### THE REQUEST
Lift out all lines below that contain "void".

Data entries
+ + + +

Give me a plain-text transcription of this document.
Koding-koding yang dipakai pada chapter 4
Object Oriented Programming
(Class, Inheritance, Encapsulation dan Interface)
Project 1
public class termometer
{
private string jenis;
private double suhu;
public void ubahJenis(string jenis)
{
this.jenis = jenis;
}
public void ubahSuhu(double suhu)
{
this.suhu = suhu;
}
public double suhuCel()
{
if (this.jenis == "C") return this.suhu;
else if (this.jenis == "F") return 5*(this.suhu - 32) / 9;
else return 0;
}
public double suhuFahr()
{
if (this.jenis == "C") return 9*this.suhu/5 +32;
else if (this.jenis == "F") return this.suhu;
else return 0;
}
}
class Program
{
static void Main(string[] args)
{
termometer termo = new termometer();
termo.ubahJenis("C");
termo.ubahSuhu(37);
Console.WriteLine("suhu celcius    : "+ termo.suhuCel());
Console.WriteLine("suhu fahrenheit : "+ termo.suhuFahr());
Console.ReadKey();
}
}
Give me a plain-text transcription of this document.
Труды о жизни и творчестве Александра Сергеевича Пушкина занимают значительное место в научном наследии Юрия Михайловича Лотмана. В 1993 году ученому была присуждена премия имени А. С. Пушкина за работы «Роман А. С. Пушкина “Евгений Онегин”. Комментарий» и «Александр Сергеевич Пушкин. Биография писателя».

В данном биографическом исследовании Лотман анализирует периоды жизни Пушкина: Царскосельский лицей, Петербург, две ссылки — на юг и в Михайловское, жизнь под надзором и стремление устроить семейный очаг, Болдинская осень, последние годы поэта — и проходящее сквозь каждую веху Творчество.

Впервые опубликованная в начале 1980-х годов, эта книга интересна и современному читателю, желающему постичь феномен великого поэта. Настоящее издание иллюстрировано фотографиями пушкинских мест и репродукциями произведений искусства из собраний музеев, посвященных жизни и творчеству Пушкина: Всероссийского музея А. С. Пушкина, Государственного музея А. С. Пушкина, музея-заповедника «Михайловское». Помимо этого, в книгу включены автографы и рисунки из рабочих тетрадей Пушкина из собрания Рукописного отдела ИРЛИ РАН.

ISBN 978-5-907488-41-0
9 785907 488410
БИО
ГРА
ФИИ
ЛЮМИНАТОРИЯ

+ + + +

### TASK OUTPUT
public void ubahJenis(string jenis)
public void ubahSuhu(double suhu)
static void Main(string[] args)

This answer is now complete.